Figure record extracts:
/---
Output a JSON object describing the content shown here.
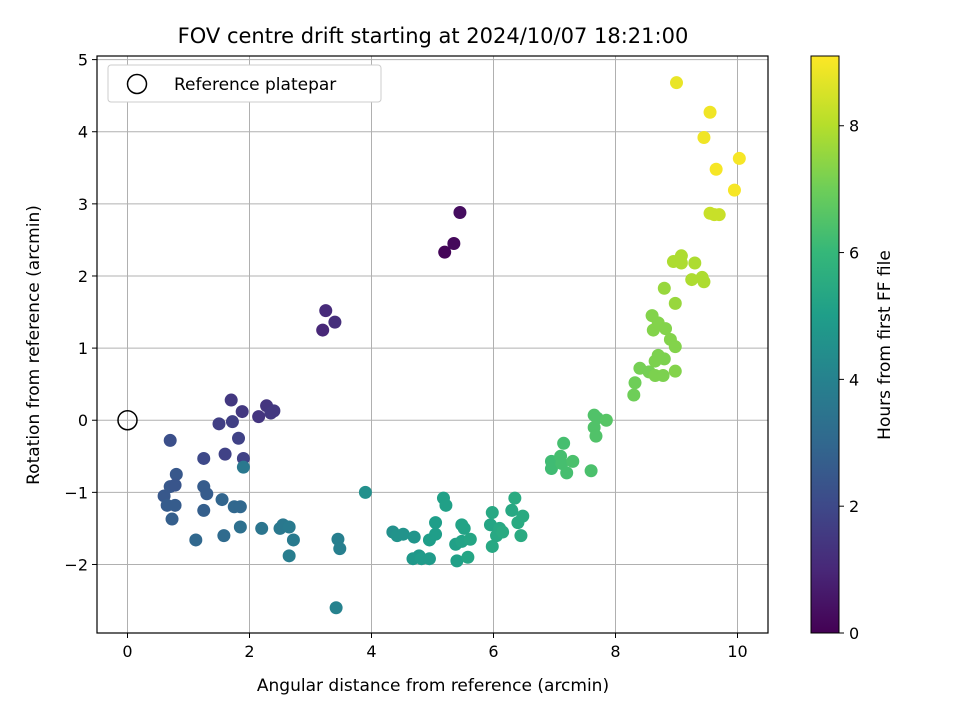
{
  "chart_data": {
    "type": "scatter",
    "title": "FOV centre drift starting at 2024/10/07 18:21:00",
    "xlabel": "Angular distance from reference (arcmin)",
    "ylabel": "Rotation from reference (arcmin)",
    "xlim": [
      -0.5,
      10.5
    ],
    "ylim": [
      -2.95,
      5.05
    ],
    "xticks": [
      0,
      2,
      4,
      6,
      8,
      10
    ],
    "yticks": [
      -2,
      -1,
      0,
      1,
      2,
      3,
      4,
      5
    ],
    "x_tick_labels": [
      "0",
      "2",
      "4",
      "6",
      "8",
      "10"
    ],
    "y_tick_labels": [
      "−2",
      "−1",
      "0",
      "1",
      "2",
      "3",
      "4",
      "5"
    ],
    "grid": true,
    "legend": {
      "placement": "top-left",
      "entries": [
        "Reference platepar"
      ]
    },
    "reference_point": {
      "x": 0,
      "y": 0
    },
    "colorbar": {
      "label": "Hours from first FF file",
      "range": [
        0,
        9.1
      ],
      "ticks": [
        0,
        2,
        4,
        6,
        8
      ],
      "tick_labels": [
        "0",
        "2",
        "4",
        "6",
        "8"
      ],
      "colormap": "viridis"
    },
    "points": [
      {
        "x": 5.2,
        "y": 2.33,
        "c": 0.1
      },
      {
        "x": 5.35,
        "y": 2.45,
        "c": 0.2
      },
      {
        "x": 5.45,
        "y": 2.88,
        "c": 0.3
      },
      {
        "x": 3.2,
        "y": 1.25,
        "c": 1.0
      },
      {
        "x": 3.25,
        "y": 1.52,
        "c": 1.1
      },
      {
        "x": 3.4,
        "y": 1.36,
        "c": 1.2
      },
      {
        "x": 1.7,
        "y": 0.28,
        "c": 1.5
      },
      {
        "x": 1.88,
        "y": 0.12,
        "c": 1.5
      },
      {
        "x": 2.15,
        "y": 0.05,
        "c": 1.4
      },
      {
        "x": 2.28,
        "y": 0.2,
        "c": 1.4
      },
      {
        "x": 2.35,
        "y": 0.1,
        "c": 1.5
      },
      {
        "x": 2.4,
        "y": 0.13,
        "c": 1.5
      },
      {
        "x": 1.72,
        "y": -0.02,
        "c": 1.7
      },
      {
        "x": 1.5,
        "y": -0.05,
        "c": 1.7
      },
      {
        "x": 1.82,
        "y": -0.25,
        "c": 1.8
      },
      {
        "x": 1.6,
        "y": -0.47,
        "c": 1.8
      },
      {
        "x": 1.9,
        "y": -0.53,
        "c": 1.8
      },
      {
        "x": 1.25,
        "y": -0.53,
        "c": 2.0
      },
      {
        "x": 0.7,
        "y": -0.28,
        "c": 2.2
      },
      {
        "x": 0.8,
        "y": -0.75,
        "c": 2.5
      },
      {
        "x": 0.7,
        "y": -0.92,
        "c": 2.5
      },
      {
        "x": 0.78,
        "y": -0.9,
        "c": 2.4
      },
      {
        "x": 0.6,
        "y": -1.05,
        "c": 2.5
      },
      {
        "x": 0.65,
        "y": -1.18,
        "c": 2.6
      },
      {
        "x": 0.78,
        "y": -1.18,
        "c": 2.6
      },
      {
        "x": 0.73,
        "y": -1.37,
        "c": 2.7
      },
      {
        "x": 1.25,
        "y": -0.92,
        "c": 2.6
      },
      {
        "x": 1.3,
        "y": -1.02,
        "c": 2.6
      },
      {
        "x": 1.25,
        "y": -1.25,
        "c": 2.7
      },
      {
        "x": 1.55,
        "y": -1.1,
        "c": 2.9
      },
      {
        "x": 1.75,
        "y": -1.2,
        "c": 3.0
      },
      {
        "x": 1.85,
        "y": -1.2,
        "c": 3.0
      },
      {
        "x": 1.12,
        "y": -1.66,
        "c": 3.0
      },
      {
        "x": 1.58,
        "y": -1.6,
        "c": 3.1
      },
      {
        "x": 1.85,
        "y": -1.48,
        "c": 3.3
      },
      {
        "x": 1.9,
        "y": -0.65,
        "c": 3.6
      },
      {
        "x": 2.2,
        "y": -1.5,
        "c": 3.5
      },
      {
        "x": 2.5,
        "y": -1.5,
        "c": 3.6
      },
      {
        "x": 2.55,
        "y": -1.45,
        "c": 3.6
      },
      {
        "x": 2.65,
        "y": -1.48,
        "c": 3.7
      },
      {
        "x": 2.72,
        "y": -1.66,
        "c": 3.7
      },
      {
        "x": 2.65,
        "y": -1.88,
        "c": 3.8
      },
      {
        "x": 3.45,
        "y": -1.65,
        "c": 3.9
      },
      {
        "x": 3.48,
        "y": -1.78,
        "c": 3.9
      },
      {
        "x": 3.42,
        "y": -2.6,
        "c": 4.0
      },
      {
        "x": 3.9,
        "y": -1.0,
        "c": 4.5
      },
      {
        "x": 4.35,
        "y": -1.55,
        "c": 4.5
      },
      {
        "x": 4.42,
        "y": -1.6,
        "c": 4.6
      },
      {
        "x": 4.52,
        "y": -1.58,
        "c": 4.6
      },
      {
        "x": 4.7,
        "y": -1.62,
        "c": 4.7
      },
      {
        "x": 4.68,
        "y": -1.92,
        "c": 4.8
      },
      {
        "x": 4.78,
        "y": -1.88,
        "c": 4.8
      },
      {
        "x": 4.82,
        "y": -1.92,
        "c": 4.9
      },
      {
        "x": 4.95,
        "y": -1.92,
        "c": 4.9
      },
      {
        "x": 4.95,
        "y": -1.66,
        "c": 5.0
      },
      {
        "x": 5.05,
        "y": -1.58,
        "c": 5.0
      },
      {
        "x": 5.05,
        "y": -1.42,
        "c": 5.0
      },
      {
        "x": 5.18,
        "y": -1.08,
        "c": 5.1
      },
      {
        "x": 5.22,
        "y": -1.18,
        "c": 5.1
      },
      {
        "x": 5.38,
        "y": -1.72,
        "c": 5.1
      },
      {
        "x": 5.4,
        "y": -1.95,
        "c": 5.1
      },
      {
        "x": 5.48,
        "y": -1.45,
        "c": 5.2
      },
      {
        "x": 5.52,
        "y": -1.5,
        "c": 5.2
      },
      {
        "x": 5.48,
        "y": -1.68,
        "c": 5.2
      },
      {
        "x": 5.58,
        "y": -1.9,
        "c": 5.3
      },
      {
        "x": 5.62,
        "y": -1.65,
        "c": 5.3
      },
      {
        "x": 5.95,
        "y": -1.45,
        "c": 5.3
      },
      {
        "x": 5.98,
        "y": -1.28,
        "c": 5.4
      },
      {
        "x": 5.98,
        "y": -1.75,
        "c": 5.4
      },
      {
        "x": 6.05,
        "y": -1.6,
        "c": 5.4
      },
      {
        "x": 6.1,
        "y": -1.5,
        "c": 5.4
      },
      {
        "x": 6.15,
        "y": -1.55,
        "c": 5.5
      },
      {
        "x": 6.3,
        "y": -1.25,
        "c": 5.4
      },
      {
        "x": 6.35,
        "y": -1.08,
        "c": 5.5
      },
      {
        "x": 6.4,
        "y": -1.42,
        "c": 5.5
      },
      {
        "x": 6.45,
        "y": -1.6,
        "c": 5.5
      },
      {
        "x": 6.48,
        "y": -1.33,
        "c": 5.5
      },
      {
        "x": 6.95,
        "y": -0.57,
        "c": 6.2
      },
      {
        "x": 6.95,
        "y": -0.67,
        "c": 6.2
      },
      {
        "x": 7.1,
        "y": -0.5,
        "c": 6.3
      },
      {
        "x": 7.15,
        "y": -0.32,
        "c": 6.3
      },
      {
        "x": 7.12,
        "y": -0.6,
        "c": 6.3
      },
      {
        "x": 7.2,
        "y": -0.73,
        "c": 6.3
      },
      {
        "x": 7.3,
        "y": -0.57,
        "c": 6.4
      },
      {
        "x": 7.6,
        "y": -0.7,
        "c": 6.4
      },
      {
        "x": 7.65,
        "y": 0.07,
        "c": 6.5
      },
      {
        "x": 7.7,
        "y": 0.03,
        "c": 6.5
      },
      {
        "x": 7.65,
        "y": -0.1,
        "c": 6.5
      },
      {
        "x": 7.68,
        "y": -0.22,
        "c": 6.5
      },
      {
        "x": 7.85,
        "y": 0.0,
        "c": 6.6
      },
      {
        "x": 8.3,
        "y": 0.35,
        "c": 7.0
      },
      {
        "x": 8.32,
        "y": 0.52,
        "c": 7.0
      },
      {
        "x": 8.4,
        "y": 0.72,
        "c": 7.1
      },
      {
        "x": 8.55,
        "y": 0.67,
        "c": 7.1
      },
      {
        "x": 8.65,
        "y": 0.62,
        "c": 7.2
      },
      {
        "x": 8.65,
        "y": 0.82,
        "c": 7.2
      },
      {
        "x": 8.7,
        "y": 0.9,
        "c": 7.2
      },
      {
        "x": 8.8,
        "y": 0.85,
        "c": 7.2
      },
      {
        "x": 8.78,
        "y": 0.62,
        "c": 7.2
      },
      {
        "x": 8.98,
        "y": 0.68,
        "c": 7.3
      },
      {
        "x": 8.6,
        "y": 1.45,
        "c": 7.3
      },
      {
        "x": 8.62,
        "y": 1.25,
        "c": 7.3
      },
      {
        "x": 8.7,
        "y": 1.35,
        "c": 7.3
      },
      {
        "x": 8.82,
        "y": 1.27,
        "c": 7.3
      },
      {
        "x": 8.9,
        "y": 1.12,
        "c": 7.3
      },
      {
        "x": 8.98,
        "y": 1.02,
        "c": 7.3
      },
      {
        "x": 8.98,
        "y": 1.62,
        "c": 7.6
      },
      {
        "x": 8.8,
        "y": 1.83,
        "c": 7.6
      },
      {
        "x": 8.95,
        "y": 2.2,
        "c": 7.9
      },
      {
        "x": 9.08,
        "y": 2.28,
        "c": 7.9
      },
      {
        "x": 9.08,
        "y": 2.18,
        "c": 7.9
      },
      {
        "x": 9.3,
        "y": 2.18,
        "c": 7.9
      },
      {
        "x": 9.25,
        "y": 1.95,
        "c": 7.9
      },
      {
        "x": 9.42,
        "y": 1.98,
        "c": 7.9
      },
      {
        "x": 9.45,
        "y": 1.92,
        "c": 7.9
      },
      {
        "x": 9.55,
        "y": 2.87,
        "c": 8.3
      },
      {
        "x": 9.62,
        "y": 2.85,
        "c": 8.3
      },
      {
        "x": 9.7,
        "y": 2.85,
        "c": 8.3
      },
      {
        "x": 9.0,
        "y": 4.68,
        "c": 8.8
      },
      {
        "x": 9.55,
        "y": 4.27,
        "c": 8.9
      },
      {
        "x": 9.45,
        "y": 3.92,
        "c": 8.9
      },
      {
        "x": 10.03,
        "y": 3.63,
        "c": 9.0
      },
      {
        "x": 9.65,
        "y": 3.48,
        "c": 9.0
      },
      {
        "x": 9.95,
        "y": 3.19,
        "c": 9.0
      }
    ]
  }
}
\---
# Your task:
Going through the entries above, tally each line that has the word "arcmin". Answer with the number only.

# Exercise output:
2